• _Work to complete_
Reproduce the following material exactly, including every line.

========================

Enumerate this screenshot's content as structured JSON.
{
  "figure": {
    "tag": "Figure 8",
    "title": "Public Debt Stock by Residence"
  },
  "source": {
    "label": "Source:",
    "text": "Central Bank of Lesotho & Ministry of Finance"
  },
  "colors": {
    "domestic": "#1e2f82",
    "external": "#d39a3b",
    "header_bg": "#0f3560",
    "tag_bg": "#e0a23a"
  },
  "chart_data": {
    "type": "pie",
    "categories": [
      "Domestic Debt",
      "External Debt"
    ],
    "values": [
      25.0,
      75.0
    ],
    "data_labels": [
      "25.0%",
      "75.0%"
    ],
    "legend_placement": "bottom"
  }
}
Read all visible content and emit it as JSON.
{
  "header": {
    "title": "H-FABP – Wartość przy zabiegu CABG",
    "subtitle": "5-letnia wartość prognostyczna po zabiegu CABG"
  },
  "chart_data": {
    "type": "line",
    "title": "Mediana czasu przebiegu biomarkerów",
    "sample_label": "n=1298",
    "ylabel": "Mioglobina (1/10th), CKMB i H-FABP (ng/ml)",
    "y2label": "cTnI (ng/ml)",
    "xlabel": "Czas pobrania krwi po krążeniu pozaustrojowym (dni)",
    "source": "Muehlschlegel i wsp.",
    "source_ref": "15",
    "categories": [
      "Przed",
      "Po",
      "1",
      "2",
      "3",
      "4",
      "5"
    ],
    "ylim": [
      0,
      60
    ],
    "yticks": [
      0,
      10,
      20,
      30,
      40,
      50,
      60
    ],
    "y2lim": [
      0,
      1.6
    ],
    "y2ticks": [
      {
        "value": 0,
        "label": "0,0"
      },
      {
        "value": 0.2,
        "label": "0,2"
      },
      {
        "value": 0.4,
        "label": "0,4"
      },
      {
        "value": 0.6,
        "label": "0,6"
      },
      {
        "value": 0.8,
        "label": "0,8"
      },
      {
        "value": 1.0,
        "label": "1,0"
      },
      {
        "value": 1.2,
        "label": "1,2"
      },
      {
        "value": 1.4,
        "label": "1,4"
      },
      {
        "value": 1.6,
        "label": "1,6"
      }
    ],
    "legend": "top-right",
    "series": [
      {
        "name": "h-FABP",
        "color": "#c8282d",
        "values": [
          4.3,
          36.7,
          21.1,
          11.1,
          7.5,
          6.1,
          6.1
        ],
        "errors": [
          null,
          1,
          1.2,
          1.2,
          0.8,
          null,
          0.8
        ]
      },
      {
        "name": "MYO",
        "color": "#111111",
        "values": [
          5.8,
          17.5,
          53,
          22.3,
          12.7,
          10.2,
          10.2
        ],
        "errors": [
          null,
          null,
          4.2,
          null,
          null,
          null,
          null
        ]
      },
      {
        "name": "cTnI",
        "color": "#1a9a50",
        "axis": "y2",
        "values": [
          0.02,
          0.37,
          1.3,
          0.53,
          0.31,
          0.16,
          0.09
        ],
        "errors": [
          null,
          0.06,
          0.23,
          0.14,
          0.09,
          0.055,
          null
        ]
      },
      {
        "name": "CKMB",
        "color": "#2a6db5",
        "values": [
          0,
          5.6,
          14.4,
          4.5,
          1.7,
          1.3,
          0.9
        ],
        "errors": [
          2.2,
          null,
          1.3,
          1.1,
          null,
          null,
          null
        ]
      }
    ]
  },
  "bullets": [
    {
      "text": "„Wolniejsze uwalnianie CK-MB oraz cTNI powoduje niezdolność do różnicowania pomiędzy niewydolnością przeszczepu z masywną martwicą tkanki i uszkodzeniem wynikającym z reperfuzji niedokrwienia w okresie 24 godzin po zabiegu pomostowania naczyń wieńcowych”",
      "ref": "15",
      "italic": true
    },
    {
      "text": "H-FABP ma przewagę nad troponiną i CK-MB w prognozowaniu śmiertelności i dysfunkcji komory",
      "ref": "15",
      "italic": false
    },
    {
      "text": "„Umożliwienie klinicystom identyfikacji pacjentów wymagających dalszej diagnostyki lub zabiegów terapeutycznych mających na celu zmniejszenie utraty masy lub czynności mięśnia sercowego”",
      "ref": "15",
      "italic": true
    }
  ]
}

========================

• _Solution to the problem_
Enumerate this screenshot's content as structured JSON.
{
  "figure": {
    "tag": "Figure 8",
    "title": "Public Debt Stock by Residence"
  },
  "source": {
    "label": "Source:",
    "text": "Central Bank of Lesotho & Ministry of Finance"
  },
  "colors": {
    "domestic": "#1e2f82",
    "external": "#d39a3b",
    "header_bg": "#0f3560",
    "tag_bg": "#e0a23a"
  },
  "chart_data": {
    "type": "pie",
    "categories": [
      "Domestic Debt",
      "External Debt"
    ],
    "values": [
      25.0,
      75.0
    ],
    "data_labels": [
      "25.0%",
      "75.0%"
    ],
    "legend_placement": "bottom"
  }
}
Read all visible content and emit it as JSON.
{
  "header": {
    "title": "H-FABP – Wartość przy zabiegu CABG",
    "subtitle": "5-letnia wartość prognostyczna po zabiegu CABG"
  },
  "chart_data": {
    "type": "line",
    "title": "Mediana czasu przebiegu biomarkerów",
    "sample_label": "n=1298",
    "ylabel": "Mioglobina (1/10th), CKMB i H-FABP (ng/ml)",
    "y2label": "cTnI (ng/ml)",
    "xlabel": "Czas pobrania krwi po krążeniu pozaustrojowym (dni)",
    "source": "Muehlschlegel i wsp.",
    "source_ref": "15",
    "categories": [
      "Przed",
      "Po",
      "1",
      "2",
      "3",
      "4",
      "5"
    ],
    "ylim": [
      0,
      60
    ],
    "yticks": [
      0,
      10,
      20,
      30,
      40,
      50,
      60
    ],
    "y2lim": [
      0,
      1.6
    ],
    "y2ticks": [
      {
        "value": 0,
        "label": "0,0"
      },
      {
        "value": 0.2,
        "label": "0,2"
      },
      {
        "value": 0.4,
        "label": "0,4"
      },
      {
        "value": 0.6,
        "label": "0,6"
      },
      {
        "value": 0.8,
        "label": "0,8"
      },
      {
        "value": 1.0,
        "label": "1,0"
      },
      {
        "value": 1.2,
        "label": "1,2"
      },
      {
        "value": 1.4,
        "label": "1,4"
      },
      {
        "value": 1.6,
        "label": "1,6"
      }
    ],
    "legend": "top-right",
    "series": [
      {
        "name": "h-FABP",
        "color": "#c8282d",
        "values": [
          4.3,
          36.7,
          21.1,
          11.1,
          7.5,
          6.1,
          6.1
        ],
        "errors": [
          null,
          1,
          1.2,
          1.2,
          0.8,
          null,
          0.8
        ]
      },
      {
        "name": "MYO",
        "color": "#111111",
        "values": [
          5.8,
          17.5,
          53,
          22.3,
          12.7,
          10.2,
          10.2
        ],
        "errors": [
          null,
          null,
          4.2,
          null,
          null,
          null,
          null
        ]
      },
      {
        "name": "cTnI",
        "color": "#1a9a50",
        "axis": "y2",
        "values": [
          0.02,
          0.37,
          1.3,
          0.53,
          0.31,
          0.16,
          0.09
        ],
        "errors": [
          null,
          0.06,
          0.23,
          0.14,
          0.09,
          0.055,
          null
        ]
      },
      {
        "name": "CKMB",
        "color": "#2a6db5",
        "values": [
          0,
          5.6,
          14.4,
          4.5,
          1.7,
          1.3,
          0.9
        ],
        "errors": [
          2.2,
          null,
          1.3,
          1.1,
          null,
          null,
          null
        ]
      }
    ]
  },
  "bullets": [
    {
      "text": "„Wolniejsze uwalnianie CK-MB oraz cTNI powoduje niezdolność do różnicowania pomiędzy niewydolnością przeszczepu z masywną martwicą tkanki i uszkodzeniem wynikającym z reperfuzji niedokrwienia w okresie 24 godzin po zabiegu pomostowania naczyń wieńcowych”",
      "ref": "15",
      "italic": true
    },
    {
      "text": "H-FABP ma przewagę nad troponiną i CK-MB w prognozowaniu śmiertelności i dysfunkcji komory",
      "ref": "15",
      "italic": false
    },
    {
      "text": "„Umożliwienie klinicystom identyfikacji pacjentów wymagających dalszej diagnostyki lub zabiegów terapeutycznych mających na celu zmniejszenie utraty masy lub czynności mięśnia sercowego”",
      "ref": "15",
      "italic": true
    }
  ]
}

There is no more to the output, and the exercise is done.